SHORT EXERCISE:
From the entries below, list each line with "千人当り金額".

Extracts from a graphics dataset
* * * * * * *

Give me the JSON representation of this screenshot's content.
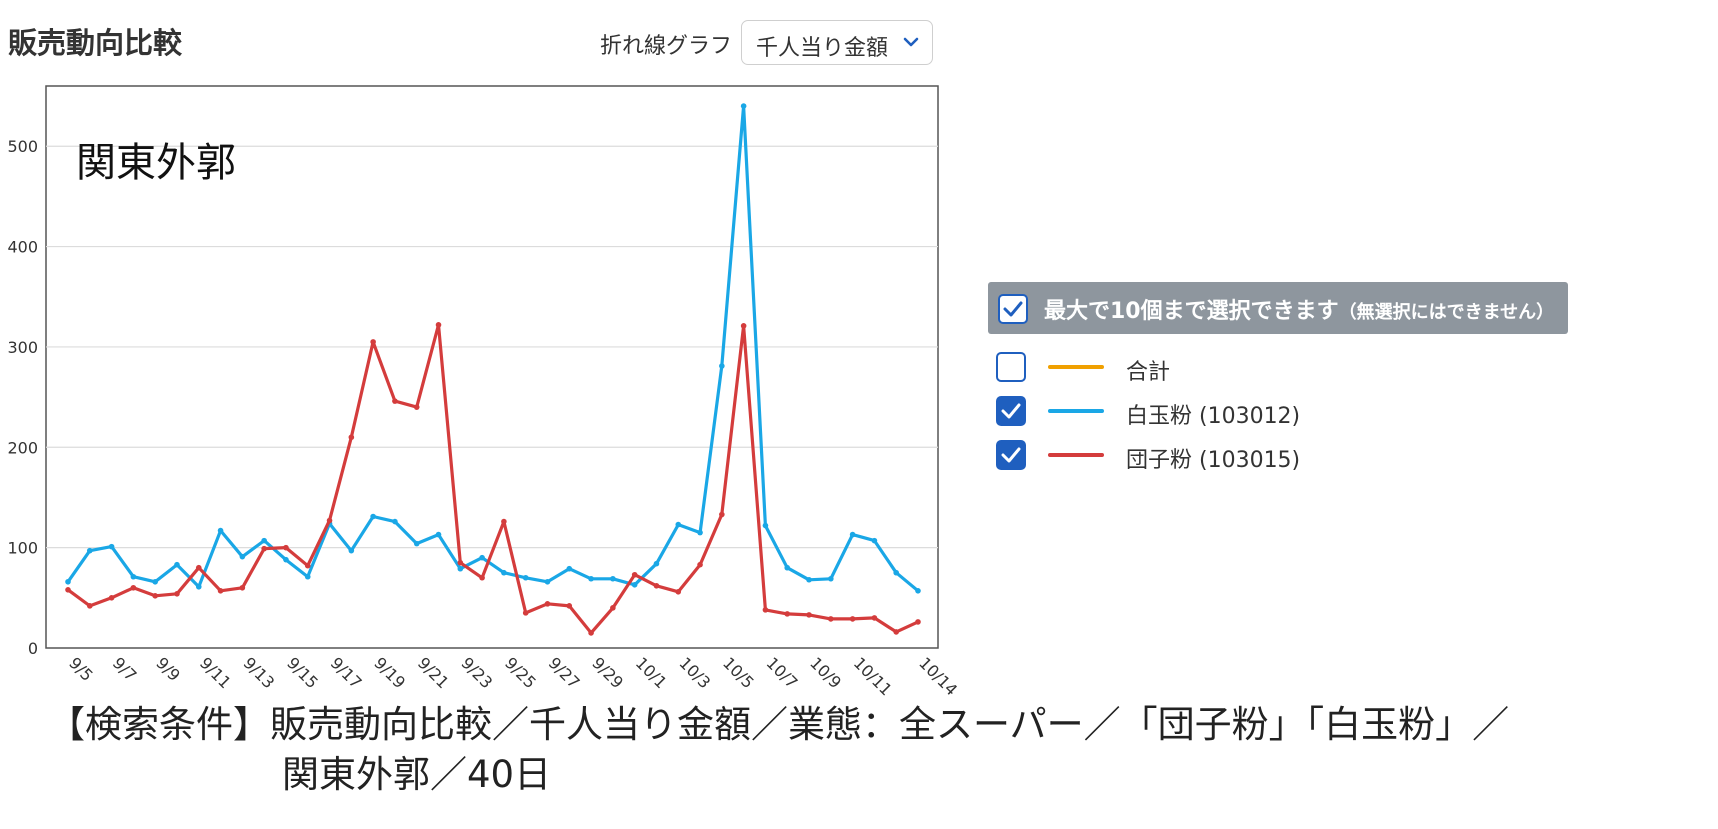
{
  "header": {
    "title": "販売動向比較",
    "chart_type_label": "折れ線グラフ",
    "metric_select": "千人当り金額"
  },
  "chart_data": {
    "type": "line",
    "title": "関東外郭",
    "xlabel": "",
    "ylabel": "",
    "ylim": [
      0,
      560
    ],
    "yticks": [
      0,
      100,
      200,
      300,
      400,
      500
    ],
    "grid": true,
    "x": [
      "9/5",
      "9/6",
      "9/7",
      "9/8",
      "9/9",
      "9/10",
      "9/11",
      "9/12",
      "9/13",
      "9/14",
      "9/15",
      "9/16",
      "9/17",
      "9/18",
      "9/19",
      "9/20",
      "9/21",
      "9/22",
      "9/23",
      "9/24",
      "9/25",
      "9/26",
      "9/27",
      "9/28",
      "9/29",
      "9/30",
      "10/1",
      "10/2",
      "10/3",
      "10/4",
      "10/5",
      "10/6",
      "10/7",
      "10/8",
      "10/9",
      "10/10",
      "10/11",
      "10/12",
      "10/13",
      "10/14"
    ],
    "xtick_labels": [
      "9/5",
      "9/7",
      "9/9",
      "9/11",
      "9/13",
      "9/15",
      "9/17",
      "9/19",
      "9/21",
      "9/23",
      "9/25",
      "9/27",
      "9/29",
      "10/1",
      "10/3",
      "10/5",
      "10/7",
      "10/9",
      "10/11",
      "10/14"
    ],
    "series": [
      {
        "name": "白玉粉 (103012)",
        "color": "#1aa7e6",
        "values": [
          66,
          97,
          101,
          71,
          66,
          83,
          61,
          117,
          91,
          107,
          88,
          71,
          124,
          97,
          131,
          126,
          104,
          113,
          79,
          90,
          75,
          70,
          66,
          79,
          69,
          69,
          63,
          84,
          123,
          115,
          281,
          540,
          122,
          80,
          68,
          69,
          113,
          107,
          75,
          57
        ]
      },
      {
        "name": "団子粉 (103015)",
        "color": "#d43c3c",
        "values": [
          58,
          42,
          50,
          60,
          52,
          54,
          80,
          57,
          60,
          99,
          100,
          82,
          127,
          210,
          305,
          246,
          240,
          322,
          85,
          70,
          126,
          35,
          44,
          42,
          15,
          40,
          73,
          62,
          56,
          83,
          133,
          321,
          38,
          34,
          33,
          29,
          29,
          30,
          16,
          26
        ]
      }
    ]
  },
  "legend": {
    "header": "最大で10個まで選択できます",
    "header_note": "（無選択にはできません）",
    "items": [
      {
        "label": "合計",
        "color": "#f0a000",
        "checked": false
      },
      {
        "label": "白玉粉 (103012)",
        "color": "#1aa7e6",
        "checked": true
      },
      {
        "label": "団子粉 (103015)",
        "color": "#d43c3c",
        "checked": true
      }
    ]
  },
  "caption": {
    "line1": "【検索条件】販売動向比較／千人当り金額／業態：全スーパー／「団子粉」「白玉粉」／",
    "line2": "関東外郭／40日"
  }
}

* * * * * * *

FINISHED EXERCISE:
    "metric_select": "千人当り金額"
    "line1": "【検索条件】販売動向比較／千人当り金額／業態：全スーパー／「団子粉」「白玉粉」／",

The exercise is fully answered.